▶ [Problem statement] Print out the entries below with no edits.

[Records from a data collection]
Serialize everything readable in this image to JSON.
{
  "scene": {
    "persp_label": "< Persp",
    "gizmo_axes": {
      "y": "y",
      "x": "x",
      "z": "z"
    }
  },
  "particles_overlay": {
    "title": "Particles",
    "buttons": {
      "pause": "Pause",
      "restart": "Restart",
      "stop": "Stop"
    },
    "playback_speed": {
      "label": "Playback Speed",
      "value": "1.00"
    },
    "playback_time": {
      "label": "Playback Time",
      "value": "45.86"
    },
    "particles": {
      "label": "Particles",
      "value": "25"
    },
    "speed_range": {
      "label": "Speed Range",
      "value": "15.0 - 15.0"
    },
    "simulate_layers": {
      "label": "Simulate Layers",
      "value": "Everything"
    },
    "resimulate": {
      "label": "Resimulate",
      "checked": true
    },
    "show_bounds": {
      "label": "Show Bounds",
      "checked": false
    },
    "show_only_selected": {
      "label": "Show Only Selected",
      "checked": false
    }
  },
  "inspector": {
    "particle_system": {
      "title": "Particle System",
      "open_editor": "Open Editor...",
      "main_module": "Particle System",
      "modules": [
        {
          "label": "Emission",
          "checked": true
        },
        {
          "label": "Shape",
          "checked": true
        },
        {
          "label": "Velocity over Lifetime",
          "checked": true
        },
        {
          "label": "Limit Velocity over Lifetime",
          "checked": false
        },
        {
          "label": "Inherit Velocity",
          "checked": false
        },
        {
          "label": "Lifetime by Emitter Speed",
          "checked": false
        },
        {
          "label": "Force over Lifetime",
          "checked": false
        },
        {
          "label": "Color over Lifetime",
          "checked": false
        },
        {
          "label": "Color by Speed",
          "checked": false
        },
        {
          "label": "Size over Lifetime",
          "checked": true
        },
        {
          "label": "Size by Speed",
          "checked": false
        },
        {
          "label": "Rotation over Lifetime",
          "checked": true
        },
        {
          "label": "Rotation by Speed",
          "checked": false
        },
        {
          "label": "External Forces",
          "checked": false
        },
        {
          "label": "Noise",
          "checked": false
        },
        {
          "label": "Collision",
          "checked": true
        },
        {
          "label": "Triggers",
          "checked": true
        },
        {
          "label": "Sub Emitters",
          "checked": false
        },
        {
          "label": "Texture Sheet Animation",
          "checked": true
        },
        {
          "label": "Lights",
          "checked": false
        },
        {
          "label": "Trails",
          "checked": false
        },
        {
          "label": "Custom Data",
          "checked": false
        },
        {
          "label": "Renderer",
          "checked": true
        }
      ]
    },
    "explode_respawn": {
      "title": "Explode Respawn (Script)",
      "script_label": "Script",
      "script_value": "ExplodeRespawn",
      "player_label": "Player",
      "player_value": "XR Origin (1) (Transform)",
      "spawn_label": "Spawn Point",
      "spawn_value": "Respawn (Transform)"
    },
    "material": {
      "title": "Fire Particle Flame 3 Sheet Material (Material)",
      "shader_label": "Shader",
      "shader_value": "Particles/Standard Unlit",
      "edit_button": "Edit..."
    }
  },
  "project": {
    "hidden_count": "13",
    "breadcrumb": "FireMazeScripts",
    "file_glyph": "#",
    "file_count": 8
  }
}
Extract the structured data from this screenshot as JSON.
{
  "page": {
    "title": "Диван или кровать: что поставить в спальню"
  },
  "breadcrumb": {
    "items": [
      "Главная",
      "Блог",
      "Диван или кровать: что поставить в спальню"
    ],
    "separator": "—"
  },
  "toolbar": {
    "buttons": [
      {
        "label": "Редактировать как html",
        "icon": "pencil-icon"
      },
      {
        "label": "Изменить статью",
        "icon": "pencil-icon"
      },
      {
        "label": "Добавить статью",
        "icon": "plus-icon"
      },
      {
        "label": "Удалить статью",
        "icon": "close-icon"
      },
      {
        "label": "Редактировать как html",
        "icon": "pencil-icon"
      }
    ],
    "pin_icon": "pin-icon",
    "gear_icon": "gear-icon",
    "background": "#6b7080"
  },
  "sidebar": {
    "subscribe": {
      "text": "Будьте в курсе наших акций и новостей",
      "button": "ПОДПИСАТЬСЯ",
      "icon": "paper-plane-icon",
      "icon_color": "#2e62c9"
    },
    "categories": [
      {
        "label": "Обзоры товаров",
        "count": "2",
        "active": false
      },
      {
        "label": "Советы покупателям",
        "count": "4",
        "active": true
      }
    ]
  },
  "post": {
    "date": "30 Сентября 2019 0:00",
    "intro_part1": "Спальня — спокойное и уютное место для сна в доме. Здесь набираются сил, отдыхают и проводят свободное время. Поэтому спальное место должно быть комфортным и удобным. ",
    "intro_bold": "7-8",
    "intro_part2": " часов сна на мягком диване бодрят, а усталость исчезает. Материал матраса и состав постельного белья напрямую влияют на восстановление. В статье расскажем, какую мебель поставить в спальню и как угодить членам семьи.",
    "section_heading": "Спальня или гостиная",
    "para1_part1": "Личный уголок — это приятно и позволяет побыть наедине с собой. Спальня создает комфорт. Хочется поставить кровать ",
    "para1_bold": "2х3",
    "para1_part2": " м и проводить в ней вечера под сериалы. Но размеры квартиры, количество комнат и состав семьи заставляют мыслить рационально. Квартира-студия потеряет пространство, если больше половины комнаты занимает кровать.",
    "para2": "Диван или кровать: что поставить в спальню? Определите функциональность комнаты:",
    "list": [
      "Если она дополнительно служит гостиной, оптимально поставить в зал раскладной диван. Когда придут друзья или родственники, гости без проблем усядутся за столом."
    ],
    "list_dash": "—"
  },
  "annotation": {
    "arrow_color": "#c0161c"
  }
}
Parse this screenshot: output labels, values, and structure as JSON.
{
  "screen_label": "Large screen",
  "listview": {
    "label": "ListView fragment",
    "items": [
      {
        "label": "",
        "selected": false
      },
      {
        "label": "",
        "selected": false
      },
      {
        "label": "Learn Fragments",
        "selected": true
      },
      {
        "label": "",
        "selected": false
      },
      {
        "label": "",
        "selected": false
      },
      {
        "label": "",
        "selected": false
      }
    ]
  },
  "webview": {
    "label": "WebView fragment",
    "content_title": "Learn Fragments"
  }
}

▶ [Correct response]
Serialize everything readable in this image to JSON.
{
  "scene": {
    "persp_label": "< Persp",
    "gizmo_axes": {
      "y": "y",
      "x": "x",
      "z": "z"
    }
  },
  "particles_overlay": {
    "title": "Particles",
    "buttons": {
      "pause": "Pause",
      "restart": "Restart",
      "stop": "Stop"
    },
    "playback_speed": {
      "label": "Playback Speed",
      "value": "1.00"
    },
    "playback_time": {
      "label": "Playback Time",
      "value": "45.86"
    },
    "particles": {
      "label": "Particles",
      "value": "25"
    },
    "speed_range": {
      "label": "Speed Range",
      "value": "15.0 - 15.0"
    },
    "simulate_layers": {
      "label": "Simulate Layers",
      "value": "Everything"
    },
    "resimulate": {
      "label": "Resimulate",
      "checked": true
    },
    "show_bounds": {
      "label": "Show Bounds",
      "checked": false
    },
    "show_only_selected": {
      "label": "Show Only Selected",
      "checked": false
    }
  },
  "inspector": {
    "particle_system": {
      "title": "Particle System",
      "open_editor": "Open Editor...",
      "main_module": "Particle System",
      "modules": [
        {
          "label": "Emission",
          "checked": true
        },
        {
          "label": "Shape",
          "checked": true
        },
        {
          "label": "Velocity over Lifetime",
          "checked": true
        },
        {
          "label": "Limit Velocity over Lifetime",
          "checked": false
        },
        {
          "label": "Inherit Velocity",
          "checked": false
        },
        {
          "label": "Lifetime by Emitter Speed",
          "checked": false
        },
        {
          "label": "Force over Lifetime",
          "checked": false
        },
        {
          "label": "Color over Lifetime",
          "checked": false
        },
        {
          "label": "Color by Speed",
          "checked": false
        },
        {
          "label": "Size over Lifetime",
          "checked": true
        },
        {
          "label": "Size by Speed",
          "checked": false
        },
        {
          "label": "Rotation over Lifetime",
          "checked": true
        },
        {
          "label": "Rotation by Speed",
          "checked": false
        },
        {
          "label": "External Forces",
          "checked": false
        },
        {
          "label": "Noise",
          "checked": false
        },
        {
          "label": "Collision",
          "checked": true
        },
        {
          "label": "Triggers",
          "checked": true
        },
        {
          "label": "Sub Emitters",
          "checked": false
        },
        {
          "label": "Texture Sheet Animation",
          "checked": true
        },
        {
          "label": "Lights",
          "checked": false
        },
        {
          "label": "Trails",
          "checked": false
        },
        {
          "label": "Custom Data",
          "checked": false
        },
        {
          "label": "Renderer",
          "checked": true
        }
      ]
    },
    "explode_respawn": {
      "title": "Explode Respawn (Script)",
      "script_label": "Script",
      "script_value": "ExplodeRespawn",
      "player_label": "Player",
      "player_value": "XR Origin (1) (Transform)",
      "spawn_label": "Spawn Point",
      "spawn_value": "Respawn (Transform)"
    },
    "material": {
      "title": "Fire Particle Flame 3 Sheet Material (Material)",
      "shader_label": "Shader",
      "shader_value": "Particles/Standard Unlit",
      "edit_button": "Edit..."
    }
  },
  "project": {
    "hidden_count": "13",
    "breadcrumb": "FireMazeScripts",
    "file_glyph": "#",
    "file_count": 8
  }
}
Extract the structured data from this screenshot as JSON.
{
  "page": {
    "title": "Диван или кровать: что поставить в спальню"
  },
  "breadcrumb": {
    "items": [
      "Главная",
      "Блог",
      "Диван или кровать: что поставить в спальню"
    ],
    "separator": "—"
  },
  "toolbar": {
    "buttons": [
      {
        "label": "Редактировать как html",
        "icon": "pencil-icon"
      },
      {
        "label": "Изменить статью",
        "icon": "pencil-icon"
      },
      {
        "label": "Добавить статью",
        "icon": "plus-icon"
      },
      {
        "label": "Удалить статью",
        "icon": "close-icon"
      },
      {
        "label": "Редактировать как html",
        "icon": "pencil-icon"
      }
    ],
    "pin_icon": "pin-icon",
    "gear_icon": "gear-icon",
    "background": "#6b7080"
  },
  "sidebar": {
    "subscribe": {
      "text": "Будьте в курсе наших акций и новостей",
      "button": "ПОДПИСАТЬСЯ",
      "icon": "paper-plane-icon",
      "icon_color": "#2e62c9"
    },
    "categories": [
      {
        "label": "Обзоры товаров",
        "count": "2",
        "active": false
      },
      {
        "label": "Советы покупателям",
        "count": "4",
        "active": true
      }
    ]
  },
  "post": {
    "date": "30 Сентября 2019 0:00",
    "intro_part1": "Спальня — спокойное и уютное место для сна в доме. Здесь набираются сил, отдыхают и проводят свободное время. Поэтому спальное место должно быть комфортным и удобным. ",
    "intro_bold": "7-8",
    "intro_part2": " часов сна на мягком диване бодрят, а усталость исчезает. Материал матраса и состав постельного белья напрямую влияют на восстановление. В статье расскажем, какую мебель поставить в спальню и как угодить членам семьи.",
    "section_heading": "Спальня или гостиная",
    "para1_part1": "Личный уголок — это приятно и позволяет побыть наедине с собой. Спальня создает комфорт. Хочется поставить кровать ",
    "para1_bold": "2х3",
    "para1_part2": " м и проводить в ней вечера под сериалы. Но размеры квартиры, количество комнат и состав семьи заставляют мыслить рационально. Квартира-студия потеряет пространство, если больше половины комнаты занимает кровать.",
    "para2": "Диван или кровать: что поставить в спальню? Определите функциональность комнаты:",
    "list": [
      "Если она дополнительно служит гостиной, оптимально поставить в зал раскладной диван. Когда придут друзья или родственники, гости без проблем усядутся за столом."
    ],
    "list_dash": "—"
  },
  "annotation": {
    "arrow_color": "#c0161c"
  }
}
Parse this screenshot: output labels, values, and structure as JSON.
{
  "screen_label": "Large screen",
  "listview": {
    "label": "ListView fragment",
    "items": [
      {
        "label": "",
        "selected": false
      },
      {
        "label": "",
        "selected": false
      },
      {
        "label": "Learn Fragments",
        "selected": true
      },
      {
        "label": "",
        "selected": false
      },
      {
        "label": "",
        "selected": false
      },
      {
        "label": "",
        "selected": false
      }
    ]
  },
  "webview": {
    "label": "WebView fragment",
    "content_title": "Learn Fragments"
  }
}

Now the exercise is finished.